WORK REQUIRED →
Once the pictures are set aside, transcribe the remaining data exactly.
- - -
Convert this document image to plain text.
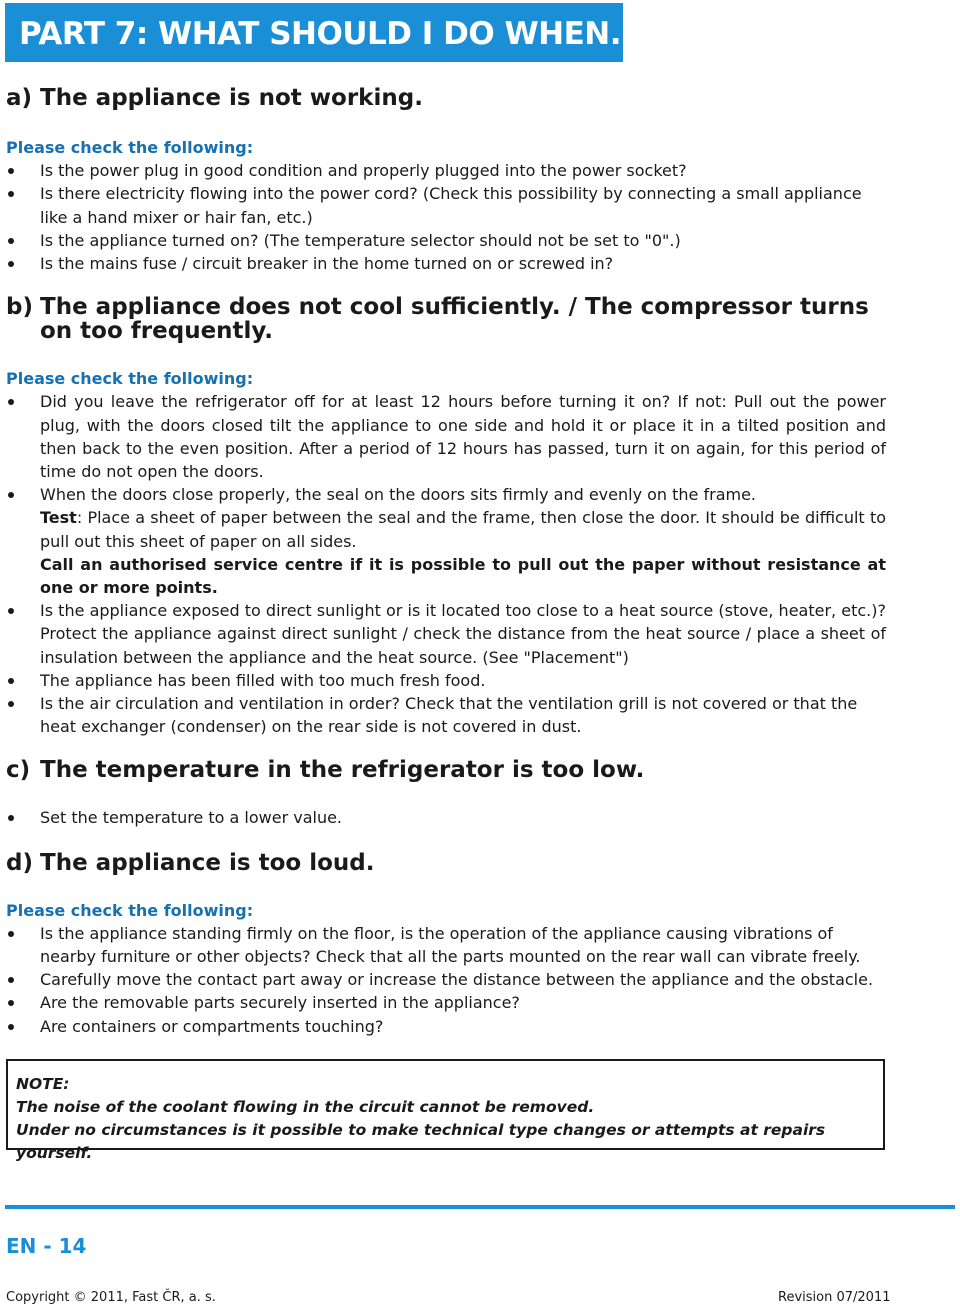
PART 7: WHAT SHOULD I DO WHEN...
a) The appliance is not working.

Please check the following:

Is the power plug in good condition and properly plugged into the power socket?
Is there electricity flowing into the power cord? (Check this possibility by connecting a small appliance like a hand mixer or hair fan, etc.)
Is the appliance turned on? (The temperature selector should not be set to "0".)
Is the mains fuse / circuit breaker in the home turned on or screwed in?
b) The appliance does not cool sufficiently. / The compressor turns on too frequently.

Please check the following:

Did you leave the refrigerator off for at least 12 hours before turning it on? If not: Pull out the power plug, with the doors closed tilt the appliance to one side and hold it or place it in a tilted position and then back to the even position. After a period of 12 hours has passed, turn it on again, for this period of time do not open the doors.
When the doors close properly, the seal on the doors sits firmly and evenly on the frame.
Test: Place a sheet of paper between the seal and the frame, then close the door. It should be difficult to pull out this sheet of paper on all sides.
Call an authorised service centre if it is possible to pull out the paper without resistance at one or more points.
Is the appliance exposed to direct sunlight or is it located too close to a heat source (stove, heater, etc.)? Protect the appliance against direct sunlight / check the distance from the heat source / place a sheet of insulation between the appliance and the heat source. (See "Placement")
The appliance has been filled with too much fresh food.
Is the air circulation and ventilation in order? Check that the ventilation grill is not covered or that the heat exchanger (condenser) on the rear side is not covered in dust.
c) The temperature in the refrigerator is too low.
Set the temperature to a lower value.
d) The appliance is too loud.

Please check the following:

Is the appliance standing firmly on the floor, is the operation of the appliance causing vibrations of nearby furniture or other objects? Check that all the parts mounted on the rear wall can vibrate freely.
Carefully move the contact part away or increase the distance between the appliance and the obstacle.
Are the removable parts securely inserted in the appliance?
Are containers or compartments touching?
NOTE:
The noise of the coolant flowing in the circuit cannot be removed.
Under no circumstances is it possible to make technical type changes or attempts at repairs yourself.
EN - 14
Copyright © 2011, Fast ČR, a. s.	Revision 07/2011
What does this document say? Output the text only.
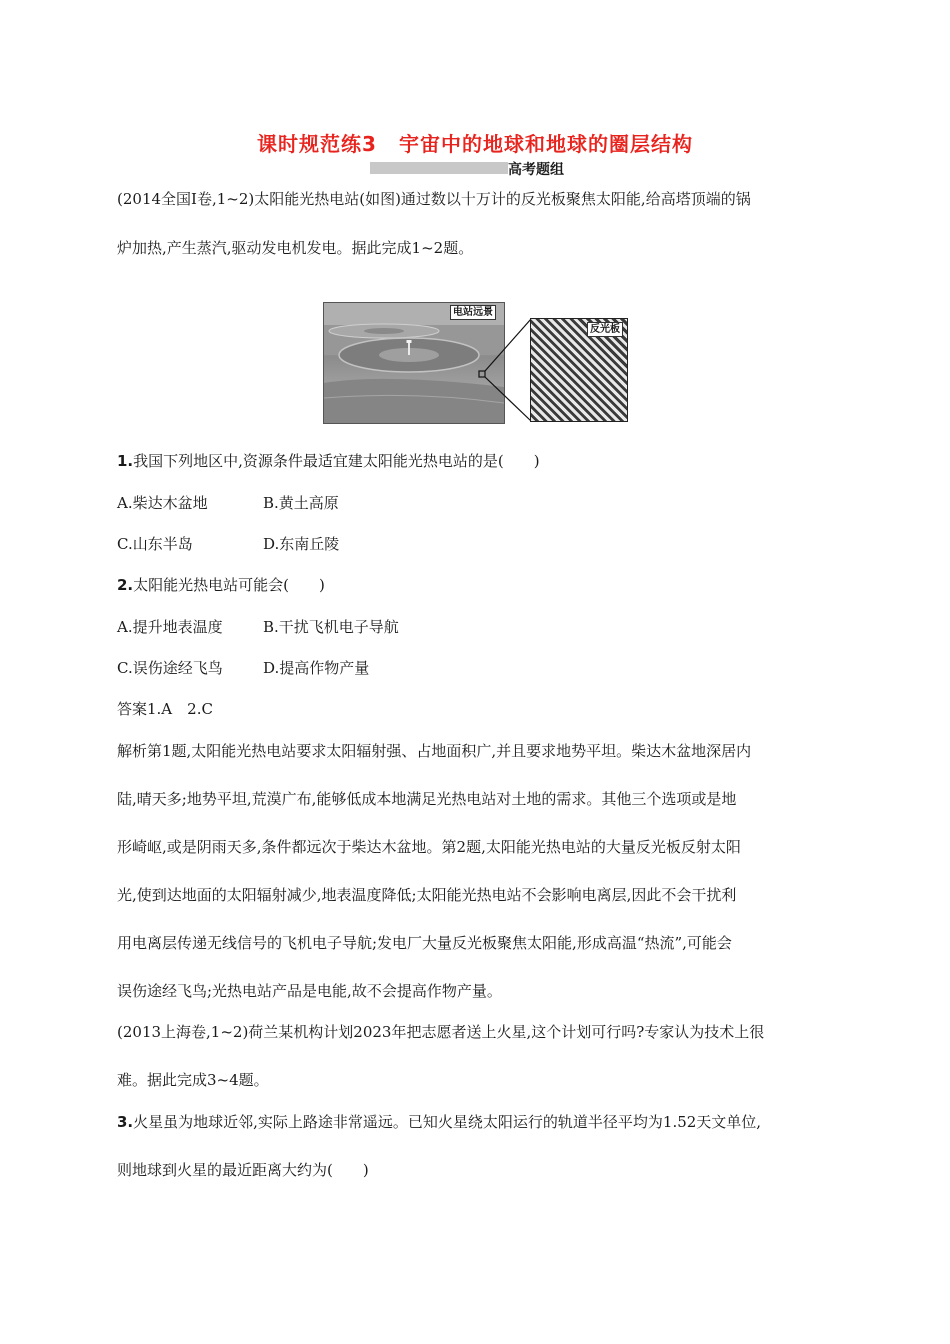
课时规范练3 宇宙中的地球和地球的圈层结构
高考题组
(2014全国Ⅰ卷,1~2)太阳能光热电站(如图)通过数以十万计的反光板聚焦太阳能,给高塔顶端的锅
炉加热,产生蒸汽,驱动发电机发电。据此完成1~2题。
电站远景
反光板
1.我国下列地区中,资源条件最适宜建太阳能光热电站的是(　　)
A.柴达木盆地	B.黄土高原
C.山东半岛	D.东南丘陵
2.太阳能光热电站可能会(　　)
A.提升地表温度	B.干扰飞机电子导航
C.误伤途经飞鸟	D.提高作物产量
答案1.A　2.C
解析第1题,太阳能光热电站要求太阳辐射强、占地面积广,并且要求地势平坦。柴达木盆地深居内
陆,晴天多;地势平坦,荒漠广布,能够低成本地满足光热电站对土地的需求。其他三个选项或是地
形崎岖,或是阴雨天多,条件都远次于柴达木盆地。第2题,太阳能光热电站的大量反光板反射太阳
光,使到达地面的太阳辐射减少,地表温度降低;太阳能光热电站不会影响电离层,因此不会干扰利
用电离层传递无线信号的飞机电子导航;发电厂大量反光板聚焦太阳能,形成高温“热流”,可能会
误伤途经飞鸟;光热电站产品是电能,故不会提高作物产量。
(2013上海卷,1~2)荷兰某机构计划2023年把志愿者送上火星,这个计划可行吗?专家认为技术上很
难。据此完成3~4题。
3.火星虽为地球近邻,实际上路途非常遥远。已知火星绕太阳运行的轨道半径平均为1.52天文单位,
则地球到火星的最近距离大约为(　　)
- - -
PROBLEM SOLUTION →
Convert this document image to plain text.
PART 7: WHAT SHOULD I DO WHEN...
a) The appliance is not working.

Please check the following:

Is the power plug in good condition and properly plugged into the power socket?
Is there electricity flowing into the power cord? (Check this possibility by connecting a small appliance like a hand mixer or hair fan, etc.)
Is the appliance turned on? (The temperature selector should not be set to "0".)
Is the mains fuse / circuit breaker in the home turned on or screwed in?
b) The appliance does not cool sufficiently. / The compressor turns on too frequently.

Please check the following:

Did you leave the refrigerator off for at least 12 hours before turning it on? If not: Pull out the power plug, with the doors closed tilt the appliance to one side and hold it or place it in a tilted position and then back to the even position. After a period of 12 hours has passed, turn it on again, for this period of time do not open the doors.
When the doors close properly, the seal on the doors sits firmly and evenly on the frame.
Test: Place a sheet of paper between the seal and the frame, then close the door. It should be difficult to pull out this sheet of paper on all sides.
Call an authorised service centre if it is possible to pull out the paper without resistance at one or more points.
Is the appliance exposed to direct sunlight or is it located too close to a heat source (stove, heater, etc.)? Protect the appliance against direct sunlight / check the distance from the heat source / place a sheet of insulation between the appliance and the heat source. (See "Placement")
The appliance has been filled with too much fresh food.
Is the air circulation and ventilation in order? Check that the ventilation grill is not covered or that the heat exchanger (condenser) on the rear side is not covered in dust.
c) The temperature in the refrigerator is too low.
Set the temperature to a lower value.
d) The appliance is too loud.

Please check the following:

Is the appliance standing firmly on the floor, is the operation of the appliance causing vibrations of nearby furniture or other objects? Check that all the parts mounted on the rear wall can vibrate freely.
Carefully move the contact part away or increase the distance between the appliance and the obstacle.
Are the removable parts securely inserted in the appliance?
Are containers or compartments touching?
NOTE:
The noise of the coolant flowing in the circuit cannot be removed.
Under no circumstances is it possible to make technical type changes or attempts at repairs yourself.
EN - 14
Copyright © 2011, Fast ČR, a. s.	Revision 07/2011
What does this document say? Output the text only.
课时规范练3 宇宙中的地球和地球的圈层结构
高考题组
(2014全国Ⅰ卷,1~2)太阳能光热电站(如图)通过数以十万计的反光板聚焦太阳能,给高塔顶端的锅
炉加热,产生蒸汽,驱动发电机发电。据此完成1~2题。
电站远景
反光板
1.我国下列地区中,资源条件最适宜建太阳能光热电站的是(　　)
A.柴达木盆地	B.黄土高原
C.山东半岛	D.东南丘陵
2.太阳能光热电站可能会(　　)
A.提升地表温度	B.干扰飞机电子导航
C.误伤途经飞鸟	D.提高作物产量
答案1.A　2.C
解析第1题,太阳能光热电站要求太阳辐射强、占地面积广,并且要求地势平坦。柴达木盆地深居内
陆,晴天多;地势平坦,荒漠广布,能够低成本地满足光热电站对土地的需求。其他三个选项或是地
形崎岖,或是阴雨天多,条件都远次于柴达木盆地。第2题,太阳能光热电站的大量反光板反射太阳
光,使到达地面的太阳辐射减少,地表温度降低;太阳能光热电站不会影响电离层,因此不会干扰利
用电离层传递无线信号的飞机电子导航;发电厂大量反光板聚焦太阳能,形成高温“热流”,可能会
误伤途经飞鸟;光热电站产品是电能,故不会提高作物产量。
(2013上海卷,1~2)荷兰某机构计划2023年把志愿者送上火星,这个计划可行吗?专家认为技术上很
难。据此完成3~4题。
3.火星虽为地球近邻,实际上路途非常遥远。已知火星绕太阳运行的轨道半径平均为1.52天文单位,
则地球到火星的最近距离大约为(　　)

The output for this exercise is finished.